=== MATERIAL ===
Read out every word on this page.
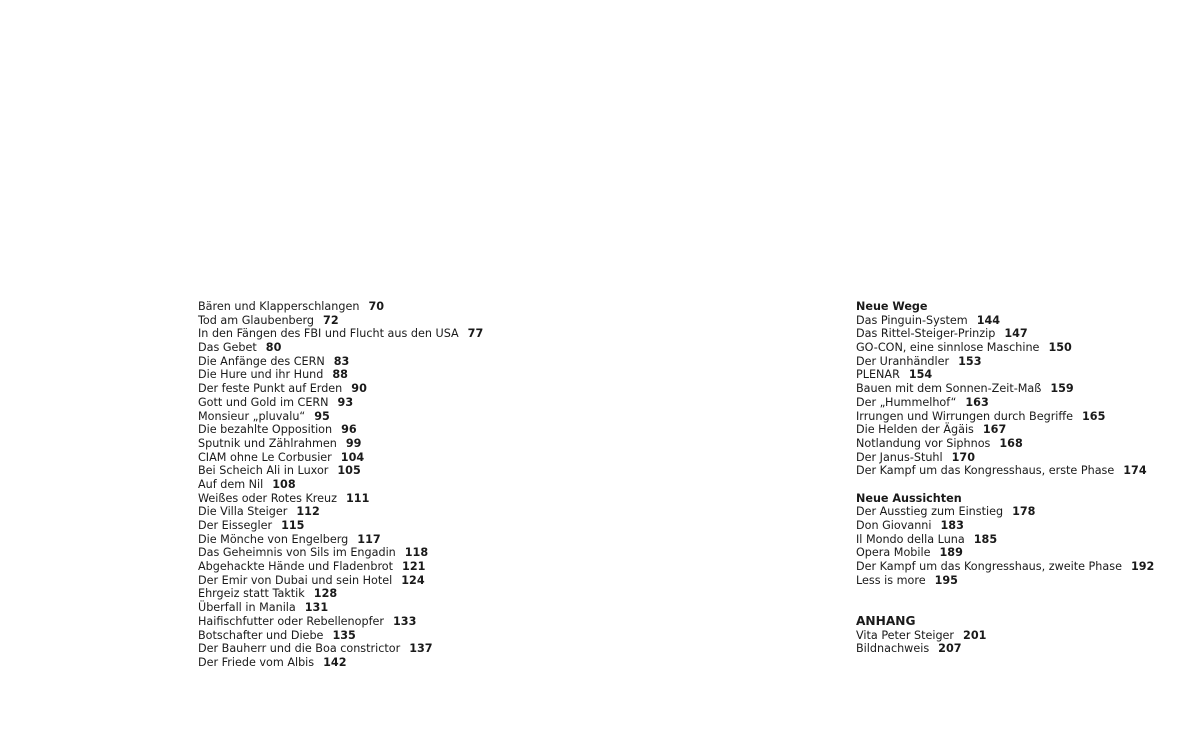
Bären und Klapperschlangen 70
Tod am Glaubenberg 72
In den Fängen des FBI und Flucht aus den USA 77
Das Gebet 80
Die Anfänge des CERN 83
Die Hure und ihr Hund 88
Der feste Punkt auf Erden 90
Gott und Gold im CERN 93
Monsieur „pluvalu“ 95
Die bezahlte Opposition 96
Sputnik und Zählrahmen 99
CIAM ohne Le Corbusier 104
Bei Scheich Ali in Luxor 105
Auf dem Nil 108
Weißes oder Rotes Kreuz 111
Die Villa Steiger 112
Der Eissegler 115
Die Mönche von Engelberg 117
Das Geheimnis von Sils im Engadin 118
Abgehackte Hände und Fladenbrot 121
Der Emir von Dubai und sein Hotel 124
Ehrgeiz statt Taktik 128
Überfall in Manila 131
Haifischfutter oder Rebellenopfer 133
Botschafter und Diebe 135
Der Bauherr und die Boa constrictor 137
Der Friede vom Albis 142
Neue Wege
Das Pinguin-System 144
Das Rittel-Steiger-Prinzip 147
GO-CON, eine sinnlose Maschine 150
Der Uranhändler 153
PLENAR 154
Bauen mit dem Sonnen-Zeit-Maß 159
Der „Hummelhof“ 163
Irrungen und Wirrungen durch Begriffe 165
Die Helden der Ägäis 167
Notlandung vor Siphnos 168
Der Janus-Stuhl 170
Der Kampf um das Kongresshaus, erste Phase 174
Neue Aussichten
Der Ausstieg zum Einstieg 178
Don Giovanni 183
Il Mondo della Luna 185
Opera Mobile 189
Der Kampf um das Kongresshaus, zweite Phase 192
Less is more 195
ANHANG
Vita Peter Steiger 201
Bildnachweis 207
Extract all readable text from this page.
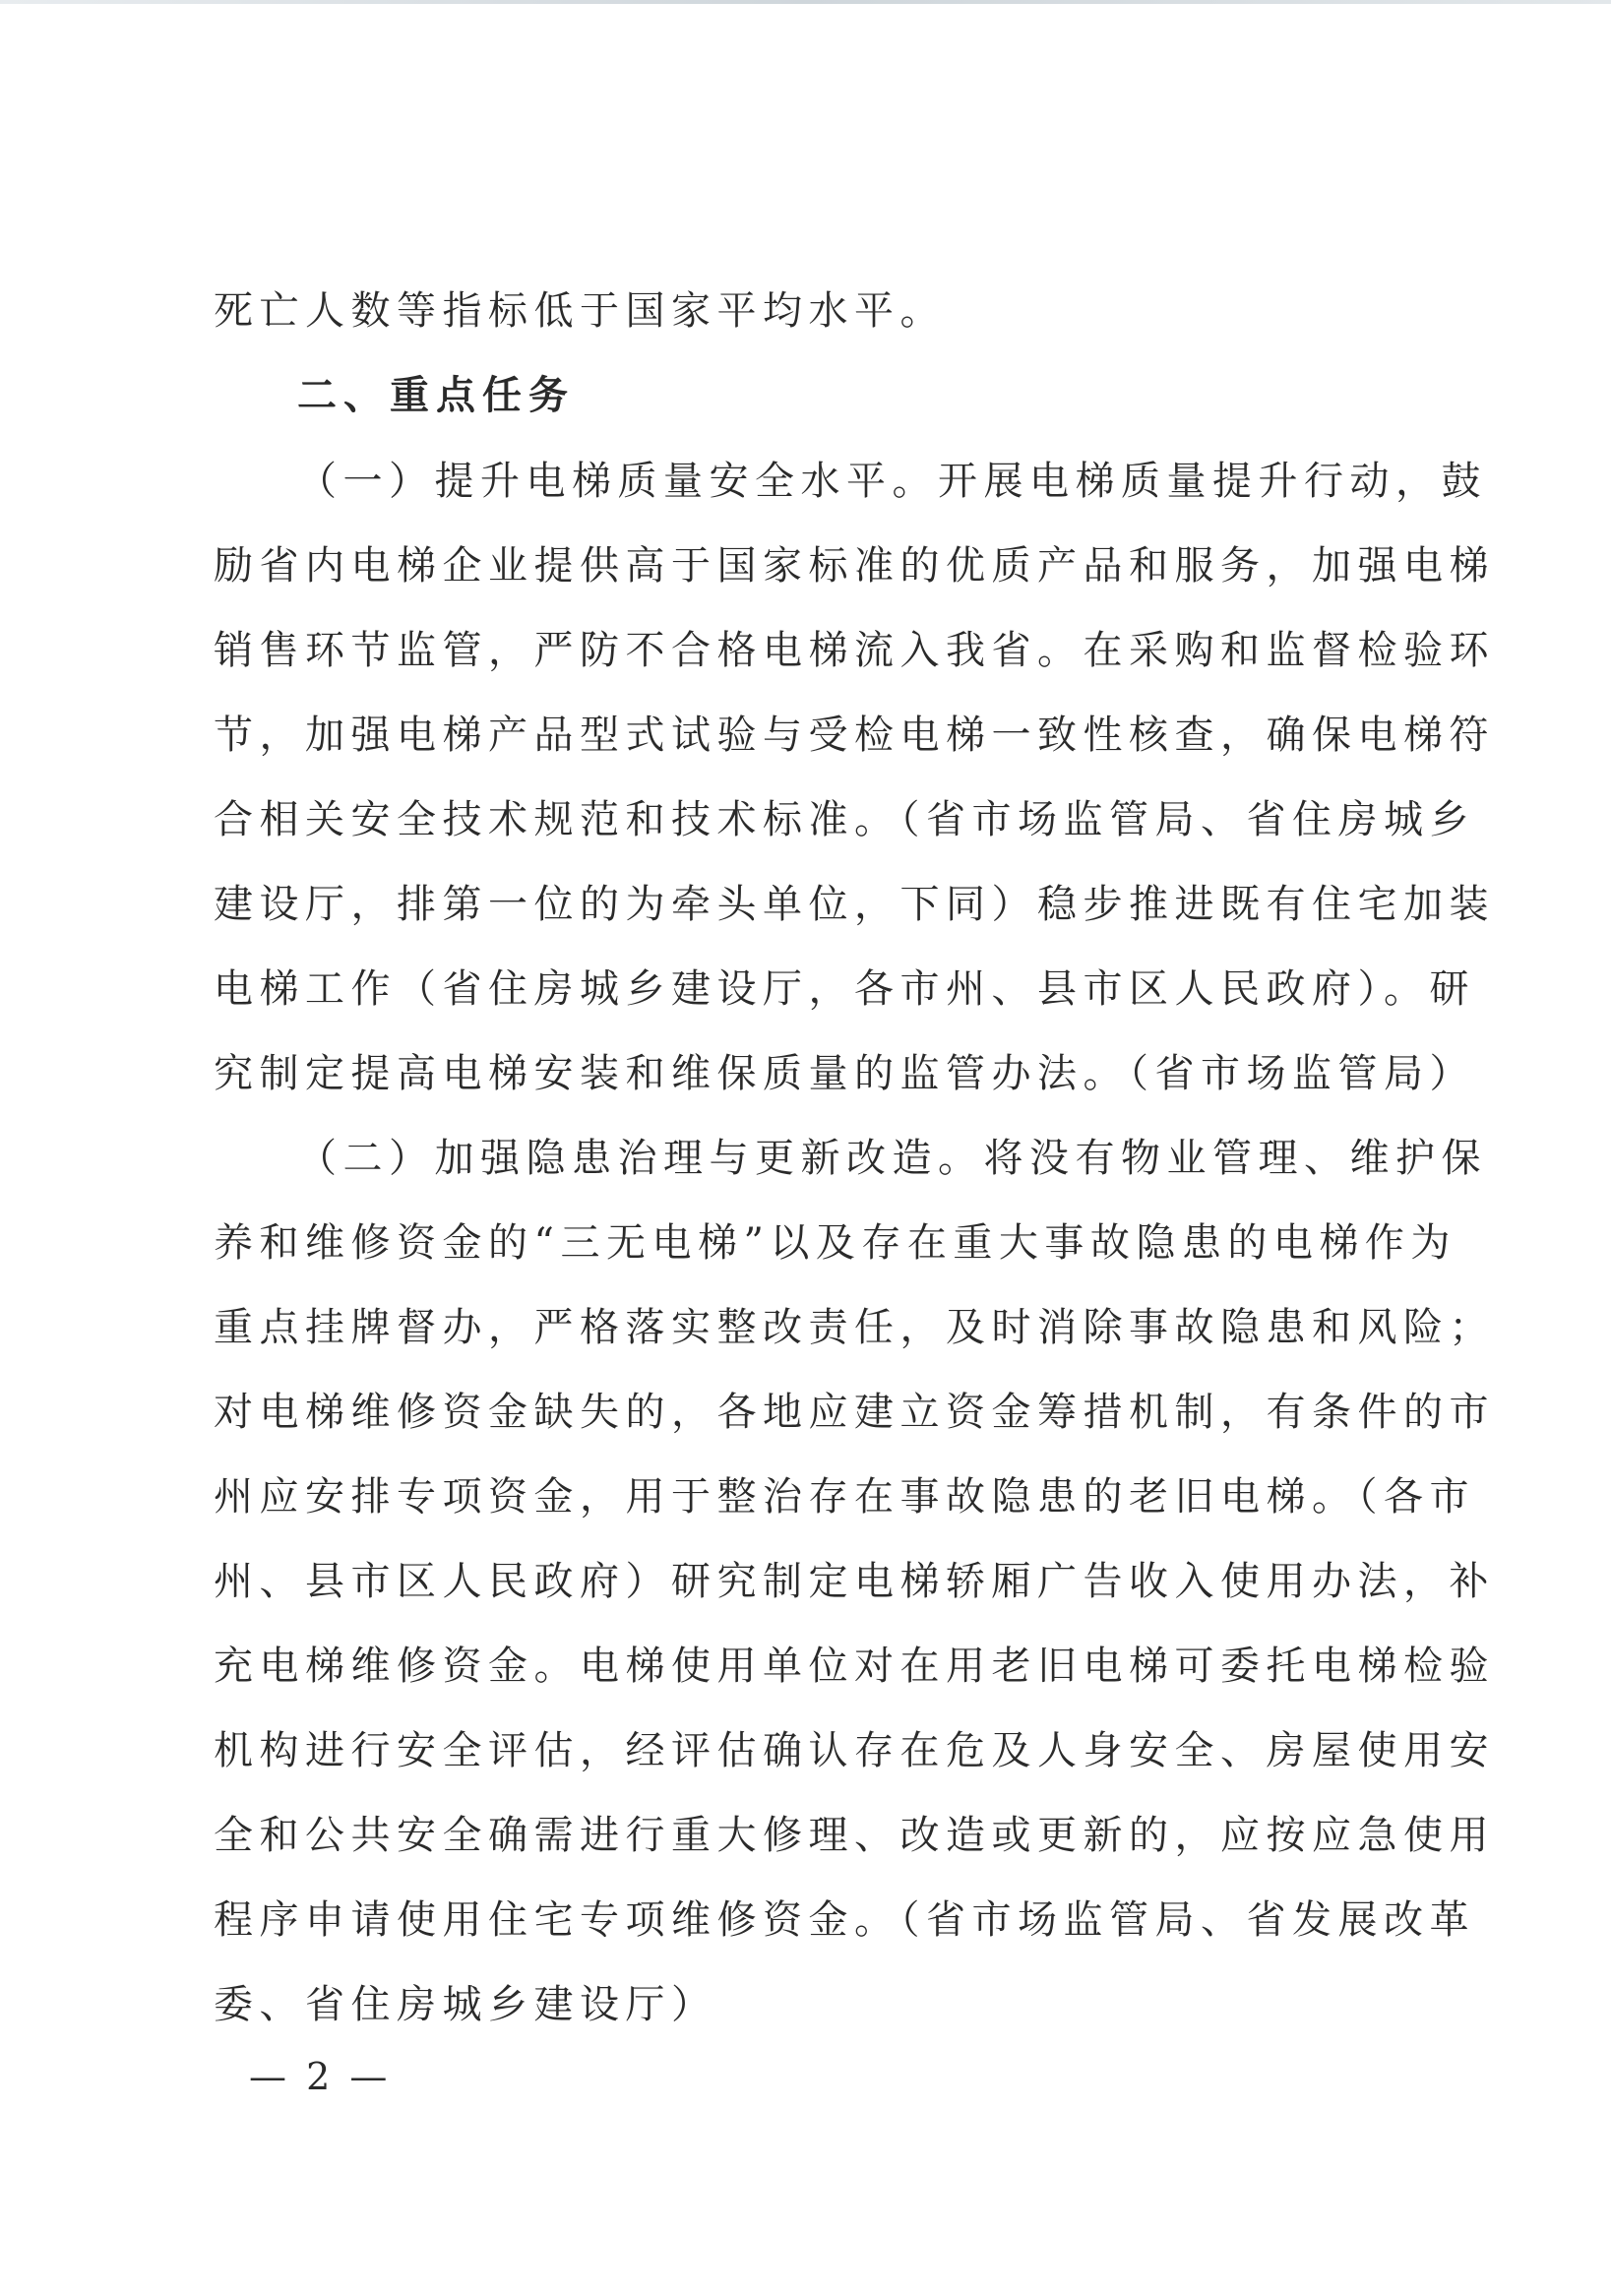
死亡人数等指标低于国家平均水平。
二、重点任务
（一）提升电梯质量安全水平。开展电梯质量提升行动，鼓
励省内电梯企业提供高于国家标准的优质产品和服务，加强电梯
销售环节监管，严防不合格电梯流入我省。在采购和监督检验环
节，加强电梯产品型式试验与受检电梯一致性核查，确保电梯符
合相关安全技术规范和技术标准。（省市场监管局、省住房城乡
建设厅，排第一位的为牵头单位，下同）稳步推进既有住宅加装
电梯工作（省住房城乡建设厅，各市州、县市区人民政府）。研
究制定提高电梯安装和维保质量的监管办法。（省市场监管局）
（二）加强隐患治理与更新改造。将没有物业管理、维护保
养和维修资金的“三无电梯”以及存在重大事故隐患的电梯作为
重点挂牌督办，严格落实整改责任，及时消除事故隐患和风险；
对电梯维修资金缺失的，各地应建立资金筹措机制，有条件的市
州应安排专项资金，用于整治存在事故隐患的老旧电梯。（各市
州、县市区人民政府）研究制定电梯轿厢广告收入使用办法，补
充电梯维修资金。电梯使用单位对在用老旧电梯可委托电梯检验
机构进行安全评估，经评估确认存在危及人身安全、房屋使用安
全和公共安全确需进行重大修理、改造或更新的，应按应急使用
程序申请使用住宅专项维修资金。（省市场监管局、省发展改革
委、省住房城乡建设厅）
— 2 —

=== WHAT TO PRODUCE ===
Repeat the records above exactly, leaving out any pictures they contain.

=== EXERCISE SOLUTION ===
Read out every word on this page.
Bären und Klapperschlangen 70
Tod am Glaubenberg 72
In den Fängen des FBI und Flucht aus den USA 77
Das Gebet 80
Die Anfänge des CERN 83
Die Hure und ihr Hund 88
Der feste Punkt auf Erden 90
Gott und Gold im CERN 93
Monsieur „pluvalu“ 95
Die bezahlte Opposition 96
Sputnik und Zählrahmen 99
CIAM ohne Le Corbusier 104
Bei Scheich Ali in Luxor 105
Auf dem Nil 108
Weißes oder Rotes Kreuz 111
Die Villa Steiger 112
Der Eissegler 115
Die Mönche von Engelberg 117
Das Geheimnis von Sils im Engadin 118
Abgehackte Hände und Fladenbrot 121
Der Emir von Dubai und sein Hotel 124
Ehrgeiz statt Taktik 128
Überfall in Manila 131
Haifischfutter oder Rebellenopfer 133
Botschafter und Diebe 135
Der Bauherr und die Boa constrictor 137
Der Friede vom Albis 142
Neue Wege
Das Pinguin-System 144
Das Rittel-Steiger-Prinzip 147
GO-CON, eine sinnlose Maschine 150
Der Uranhändler 153
PLENAR 154
Bauen mit dem Sonnen-Zeit-Maß 159
Der „Hummelhof“ 163
Irrungen und Wirrungen durch Begriffe 165
Die Helden der Ägäis 167
Notlandung vor Siphnos 168
Der Janus-Stuhl 170
Der Kampf um das Kongresshaus, erste Phase 174
Neue Aussichten
Der Ausstieg zum Einstieg 178
Don Giovanni 183
Il Mondo della Luna 185
Opera Mobile 189
Der Kampf um das Kongresshaus, zweite Phase 192
Less is more 195
ANHANG
Vita Peter Steiger 201
Bildnachweis 207
Extract all readable text from this page.
死亡人数等指标低于国家平均水平。
二、重点任务
（一）提升电梯质量安全水平。开展电梯质量提升行动，鼓
励省内电梯企业提供高于国家标准的优质产品和服务，加强电梯
销售环节监管，严防不合格电梯流入我省。在采购和监督检验环
节，加强电梯产品型式试验与受检电梯一致性核查，确保电梯符
合相关安全技术规范和技术标准。（省市场监管局、省住房城乡
建设厅，排第一位的为牵头单位，下同）稳步推进既有住宅加装
电梯工作（省住房城乡建设厅，各市州、县市区人民政府）。研
究制定提高电梯安装和维保质量的监管办法。（省市场监管局）
（二）加强隐患治理与更新改造。将没有物业管理、维护保
养和维修资金的“三无电梯”以及存在重大事故隐患的电梯作为
重点挂牌督办，严格落实整改责任，及时消除事故隐患和风险；
对电梯维修资金缺失的，各地应建立资金筹措机制，有条件的市
州应安排专项资金，用于整治存在事故隐患的老旧电梯。（各市
州、县市区人民政府）研究制定电梯轿厢广告收入使用办法，补
充电梯维修资金。电梯使用单位对在用老旧电梯可委托电梯检验
机构进行安全评估，经评估确认存在危及人身安全、房屋使用安
全和公共安全确需进行重大修理、改造或更新的，应按应急使用
程序申请使用住宅专项维修资金。（省市场监管局、省发展改革
委、省住房城乡建设厅）
— 2 —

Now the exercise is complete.